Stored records
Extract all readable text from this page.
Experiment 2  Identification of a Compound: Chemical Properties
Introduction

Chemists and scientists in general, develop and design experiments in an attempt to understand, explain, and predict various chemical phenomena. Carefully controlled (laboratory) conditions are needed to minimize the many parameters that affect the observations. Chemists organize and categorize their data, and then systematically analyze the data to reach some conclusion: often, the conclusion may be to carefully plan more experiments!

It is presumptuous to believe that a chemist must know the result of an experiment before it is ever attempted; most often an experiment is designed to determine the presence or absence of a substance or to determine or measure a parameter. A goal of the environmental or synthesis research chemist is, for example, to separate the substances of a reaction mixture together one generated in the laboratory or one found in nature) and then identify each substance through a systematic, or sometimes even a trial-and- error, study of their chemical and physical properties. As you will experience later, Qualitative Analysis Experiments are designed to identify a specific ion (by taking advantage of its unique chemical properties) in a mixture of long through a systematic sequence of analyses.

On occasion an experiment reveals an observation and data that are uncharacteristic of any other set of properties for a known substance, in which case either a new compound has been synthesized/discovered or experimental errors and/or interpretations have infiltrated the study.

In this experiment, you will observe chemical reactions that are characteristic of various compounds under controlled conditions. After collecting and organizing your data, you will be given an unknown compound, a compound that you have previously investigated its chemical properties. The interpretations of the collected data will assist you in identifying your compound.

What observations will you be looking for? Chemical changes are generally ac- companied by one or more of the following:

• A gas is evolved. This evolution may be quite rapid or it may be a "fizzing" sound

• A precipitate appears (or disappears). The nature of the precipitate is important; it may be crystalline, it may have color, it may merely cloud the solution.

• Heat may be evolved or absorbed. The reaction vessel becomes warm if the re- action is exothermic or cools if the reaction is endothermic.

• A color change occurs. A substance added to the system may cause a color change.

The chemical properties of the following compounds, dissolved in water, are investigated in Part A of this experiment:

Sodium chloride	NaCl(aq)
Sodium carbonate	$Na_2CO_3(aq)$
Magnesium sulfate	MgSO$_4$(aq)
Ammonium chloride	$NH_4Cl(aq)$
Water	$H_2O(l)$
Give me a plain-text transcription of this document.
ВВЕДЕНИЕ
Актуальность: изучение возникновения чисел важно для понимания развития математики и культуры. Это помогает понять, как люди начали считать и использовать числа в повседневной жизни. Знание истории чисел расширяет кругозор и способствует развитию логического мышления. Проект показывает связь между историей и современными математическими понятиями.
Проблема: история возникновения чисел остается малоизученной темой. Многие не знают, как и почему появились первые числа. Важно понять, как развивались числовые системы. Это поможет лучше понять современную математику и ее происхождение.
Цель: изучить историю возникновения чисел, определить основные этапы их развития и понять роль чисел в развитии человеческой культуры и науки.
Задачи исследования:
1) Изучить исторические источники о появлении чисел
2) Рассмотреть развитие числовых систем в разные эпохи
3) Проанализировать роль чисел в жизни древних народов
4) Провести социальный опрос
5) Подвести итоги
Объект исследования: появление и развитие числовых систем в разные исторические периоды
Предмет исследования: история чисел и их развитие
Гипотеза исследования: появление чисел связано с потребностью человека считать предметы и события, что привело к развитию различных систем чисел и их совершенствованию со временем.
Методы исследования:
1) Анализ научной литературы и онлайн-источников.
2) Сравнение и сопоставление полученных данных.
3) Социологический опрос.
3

SET TASK:
Return each entry from above without altering a single character.

SOLUTION TO THE EXERCISE:
Extract all readable text from this page.
Experiment 2  Identification of a Compound: Chemical Properties
Introduction

Chemists and scientists in general, develop and design experiments in an attempt to understand, explain, and predict various chemical phenomena. Carefully controlled (laboratory) conditions are needed to minimize the many parameters that affect the observations. Chemists organize and categorize their data, and then systematically analyze the data to reach some conclusion: often, the conclusion may be to carefully plan more experiments!

It is presumptuous to believe that a chemist must know the result of an experiment before it is ever attempted; most often an experiment is designed to determine the presence or absence of a substance or to determine or measure a parameter. A goal of the environmental or synthesis research chemist is, for example, to separate the substances of a reaction mixture together one generated in the laboratory or one found in nature) and then identify each substance through a systematic, or sometimes even a trial-and- error, study of their chemical and physical properties. As you will experience later, Qualitative Analysis Experiments are designed to identify a specific ion (by taking advantage of its unique chemical properties) in a mixture of long through a systematic sequence of analyses.

On occasion an experiment reveals an observation and data that are uncharacteristic of any other set of properties for a known substance, in which case either a new compound has been synthesized/discovered or experimental errors and/or interpretations have infiltrated the study.

In this experiment, you will observe chemical reactions that are characteristic of various compounds under controlled conditions. After collecting and organizing your data, you will be given an unknown compound, a compound that you have previously investigated its chemical properties. The interpretations of the collected data will assist you in identifying your compound.

What observations will you be looking for? Chemical changes are generally ac- companied by one or more of the following:

• A gas is evolved. This evolution may be quite rapid or it may be a "fizzing" sound

• A precipitate appears (or disappears). The nature of the precipitate is important; it may be crystalline, it may have color, it may merely cloud the solution.

• Heat may be evolved or absorbed. The reaction vessel becomes warm if the re- action is exothermic or cools if the reaction is endothermic.

• A color change occurs. A substance added to the system may cause a color change.

The chemical properties of the following compounds, dissolved in water, are investigated in Part A of this experiment:

Sodium chloride	NaCl(aq)
Sodium carbonate	$Na_2CO_3(aq)$
Magnesium sulfate	MgSO$_4$(aq)
Ammonium chloride	$NH_4Cl(aq)$
Water	$H_2O(l)$
Give me a plain-text transcription of this document.
ВВЕДЕНИЕ
Актуальность: изучение возникновения чисел важно для понимания развития математики и культуры. Это помогает понять, как люди начали считать и использовать числа в повседневной жизни. Знание истории чисел расширяет кругозор и способствует развитию логического мышления. Проект показывает связь между историей и современными математическими понятиями.
Проблема: история возникновения чисел остается малоизученной темой. Многие не знают, как и почему появились первые числа. Важно понять, как развивались числовые системы. Это поможет лучше понять современную математику и ее происхождение.
Цель: изучить историю возникновения чисел, определить основные этапы их развития и понять роль чисел в развитии человеческой культуры и науки.
Задачи исследования:
1) Изучить исторические источники о появлении чисел
2) Рассмотреть развитие числовых систем в разные эпохи
3) Проанализировать роль чисел в жизни древних народов
4) Провести социальный опрос
5) Подвести итоги
Объект исследования: появление и развитие числовых систем в разные исторические периоды
Предмет исследования: история чисел и их развитие
Гипотеза исследования: появление чисел связано с потребностью человека считать предметы и события, что привело к развитию различных систем чисел и их совершенствованию со временем.
Методы исследования:
1) Анализ научной литературы и онлайн-источников.
2) Сравнение и сопоставление полученных данных.
3) Социологический опрос.
3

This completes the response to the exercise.